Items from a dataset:
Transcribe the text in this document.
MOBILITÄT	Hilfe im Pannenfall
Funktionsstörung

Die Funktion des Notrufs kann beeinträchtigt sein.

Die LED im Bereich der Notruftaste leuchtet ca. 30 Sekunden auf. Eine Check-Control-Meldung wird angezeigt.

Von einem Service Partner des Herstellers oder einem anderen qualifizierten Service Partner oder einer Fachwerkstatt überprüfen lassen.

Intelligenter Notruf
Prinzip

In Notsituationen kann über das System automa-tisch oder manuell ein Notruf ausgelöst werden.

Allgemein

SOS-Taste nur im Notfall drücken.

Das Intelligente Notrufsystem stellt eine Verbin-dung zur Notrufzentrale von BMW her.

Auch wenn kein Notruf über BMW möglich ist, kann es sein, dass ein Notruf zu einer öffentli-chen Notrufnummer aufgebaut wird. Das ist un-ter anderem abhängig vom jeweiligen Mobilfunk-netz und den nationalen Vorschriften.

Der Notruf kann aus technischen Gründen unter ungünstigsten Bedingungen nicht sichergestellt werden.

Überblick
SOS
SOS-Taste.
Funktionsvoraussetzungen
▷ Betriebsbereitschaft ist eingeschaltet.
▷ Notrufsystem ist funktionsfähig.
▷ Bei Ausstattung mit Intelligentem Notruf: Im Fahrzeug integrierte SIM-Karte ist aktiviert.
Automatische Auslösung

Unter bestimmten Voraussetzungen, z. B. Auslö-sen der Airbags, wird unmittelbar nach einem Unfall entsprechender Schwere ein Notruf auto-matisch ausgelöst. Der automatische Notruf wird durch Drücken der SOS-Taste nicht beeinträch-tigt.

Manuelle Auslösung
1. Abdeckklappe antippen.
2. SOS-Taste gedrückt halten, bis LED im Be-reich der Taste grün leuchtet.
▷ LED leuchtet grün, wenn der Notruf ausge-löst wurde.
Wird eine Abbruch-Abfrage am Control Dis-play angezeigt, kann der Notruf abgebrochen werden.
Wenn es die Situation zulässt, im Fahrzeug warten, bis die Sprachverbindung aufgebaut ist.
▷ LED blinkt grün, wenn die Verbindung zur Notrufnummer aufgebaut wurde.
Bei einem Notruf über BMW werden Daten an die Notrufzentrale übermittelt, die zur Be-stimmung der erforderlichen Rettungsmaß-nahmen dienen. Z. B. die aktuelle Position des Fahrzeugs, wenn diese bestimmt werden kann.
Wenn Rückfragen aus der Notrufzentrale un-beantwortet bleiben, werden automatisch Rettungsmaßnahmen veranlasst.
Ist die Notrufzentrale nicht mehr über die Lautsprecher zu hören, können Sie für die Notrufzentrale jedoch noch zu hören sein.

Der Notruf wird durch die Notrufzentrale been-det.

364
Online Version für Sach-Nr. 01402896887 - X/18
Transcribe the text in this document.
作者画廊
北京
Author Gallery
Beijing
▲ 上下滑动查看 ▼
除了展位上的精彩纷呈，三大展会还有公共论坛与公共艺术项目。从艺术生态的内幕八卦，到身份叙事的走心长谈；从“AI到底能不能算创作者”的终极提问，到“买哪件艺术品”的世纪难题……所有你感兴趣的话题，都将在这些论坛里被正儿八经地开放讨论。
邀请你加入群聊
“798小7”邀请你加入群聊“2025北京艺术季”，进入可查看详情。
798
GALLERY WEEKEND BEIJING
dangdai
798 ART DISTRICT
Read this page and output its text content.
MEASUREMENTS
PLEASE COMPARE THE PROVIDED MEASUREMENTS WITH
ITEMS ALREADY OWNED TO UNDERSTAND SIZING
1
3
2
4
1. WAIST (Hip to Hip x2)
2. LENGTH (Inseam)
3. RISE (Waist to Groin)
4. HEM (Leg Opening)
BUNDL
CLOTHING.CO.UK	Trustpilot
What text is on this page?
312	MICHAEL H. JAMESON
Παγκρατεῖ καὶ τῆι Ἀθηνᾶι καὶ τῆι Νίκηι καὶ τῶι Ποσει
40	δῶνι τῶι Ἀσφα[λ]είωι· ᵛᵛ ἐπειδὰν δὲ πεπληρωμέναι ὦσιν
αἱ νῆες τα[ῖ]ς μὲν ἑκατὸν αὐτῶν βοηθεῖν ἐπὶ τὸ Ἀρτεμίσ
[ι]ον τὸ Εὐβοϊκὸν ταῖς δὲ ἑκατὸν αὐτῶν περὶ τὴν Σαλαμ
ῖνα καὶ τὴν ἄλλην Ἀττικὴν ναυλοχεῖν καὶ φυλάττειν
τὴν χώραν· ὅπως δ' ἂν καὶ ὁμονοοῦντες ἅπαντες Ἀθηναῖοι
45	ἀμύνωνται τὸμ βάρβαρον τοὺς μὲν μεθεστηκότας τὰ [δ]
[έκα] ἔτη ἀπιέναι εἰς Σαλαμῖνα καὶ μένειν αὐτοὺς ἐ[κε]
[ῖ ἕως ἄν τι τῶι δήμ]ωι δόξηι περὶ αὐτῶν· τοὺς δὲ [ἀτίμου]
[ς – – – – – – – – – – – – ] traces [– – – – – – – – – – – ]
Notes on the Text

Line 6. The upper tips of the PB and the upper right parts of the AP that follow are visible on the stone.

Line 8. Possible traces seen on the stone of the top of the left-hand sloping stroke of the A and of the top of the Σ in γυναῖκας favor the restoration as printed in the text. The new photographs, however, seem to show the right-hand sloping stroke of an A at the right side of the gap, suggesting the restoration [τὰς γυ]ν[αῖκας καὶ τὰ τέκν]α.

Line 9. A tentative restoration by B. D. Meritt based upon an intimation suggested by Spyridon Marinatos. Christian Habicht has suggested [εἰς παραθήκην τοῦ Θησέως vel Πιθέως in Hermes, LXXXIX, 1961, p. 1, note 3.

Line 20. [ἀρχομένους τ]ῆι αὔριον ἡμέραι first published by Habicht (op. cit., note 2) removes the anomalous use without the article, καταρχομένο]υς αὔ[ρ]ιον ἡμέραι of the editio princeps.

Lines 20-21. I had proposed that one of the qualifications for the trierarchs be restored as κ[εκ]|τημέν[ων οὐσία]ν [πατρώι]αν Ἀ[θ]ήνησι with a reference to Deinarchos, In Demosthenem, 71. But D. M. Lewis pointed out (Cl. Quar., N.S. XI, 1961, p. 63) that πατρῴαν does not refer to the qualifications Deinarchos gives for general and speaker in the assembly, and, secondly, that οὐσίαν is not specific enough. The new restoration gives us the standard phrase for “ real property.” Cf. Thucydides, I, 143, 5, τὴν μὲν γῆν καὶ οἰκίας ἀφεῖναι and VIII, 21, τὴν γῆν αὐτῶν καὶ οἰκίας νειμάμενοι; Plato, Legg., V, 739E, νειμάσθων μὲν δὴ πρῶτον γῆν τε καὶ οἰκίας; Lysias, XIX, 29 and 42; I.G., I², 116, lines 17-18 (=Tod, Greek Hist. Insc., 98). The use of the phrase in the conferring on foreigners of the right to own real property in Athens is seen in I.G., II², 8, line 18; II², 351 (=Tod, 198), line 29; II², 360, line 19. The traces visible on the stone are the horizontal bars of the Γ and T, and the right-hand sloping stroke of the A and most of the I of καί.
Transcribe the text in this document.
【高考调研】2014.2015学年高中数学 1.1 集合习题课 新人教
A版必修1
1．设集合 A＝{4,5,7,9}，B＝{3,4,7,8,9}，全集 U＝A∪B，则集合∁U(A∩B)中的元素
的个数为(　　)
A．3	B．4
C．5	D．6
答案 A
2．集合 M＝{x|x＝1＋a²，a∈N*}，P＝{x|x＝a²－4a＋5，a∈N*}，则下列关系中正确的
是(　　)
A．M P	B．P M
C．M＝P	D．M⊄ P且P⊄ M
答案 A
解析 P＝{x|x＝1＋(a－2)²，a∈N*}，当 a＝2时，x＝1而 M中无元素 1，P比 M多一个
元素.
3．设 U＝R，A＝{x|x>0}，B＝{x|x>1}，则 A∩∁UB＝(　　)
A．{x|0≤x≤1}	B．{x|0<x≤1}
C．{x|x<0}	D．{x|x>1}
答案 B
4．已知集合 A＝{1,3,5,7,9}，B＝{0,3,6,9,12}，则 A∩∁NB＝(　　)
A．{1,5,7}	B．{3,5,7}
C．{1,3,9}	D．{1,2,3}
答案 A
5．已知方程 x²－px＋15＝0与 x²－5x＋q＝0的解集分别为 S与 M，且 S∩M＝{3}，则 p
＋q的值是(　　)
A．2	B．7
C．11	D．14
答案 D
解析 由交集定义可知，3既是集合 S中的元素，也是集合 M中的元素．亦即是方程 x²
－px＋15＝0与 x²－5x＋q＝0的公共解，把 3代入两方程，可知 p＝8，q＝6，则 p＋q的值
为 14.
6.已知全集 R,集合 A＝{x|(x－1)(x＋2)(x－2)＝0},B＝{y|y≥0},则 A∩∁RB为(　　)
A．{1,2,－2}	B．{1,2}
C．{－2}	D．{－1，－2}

Required task
Identify and copy all lines with the word "MEASUREMENTS".

Result of this task
MEASUREMENTS
PLEASE COMPARE THE PROVIDED MEASUREMENTS WITH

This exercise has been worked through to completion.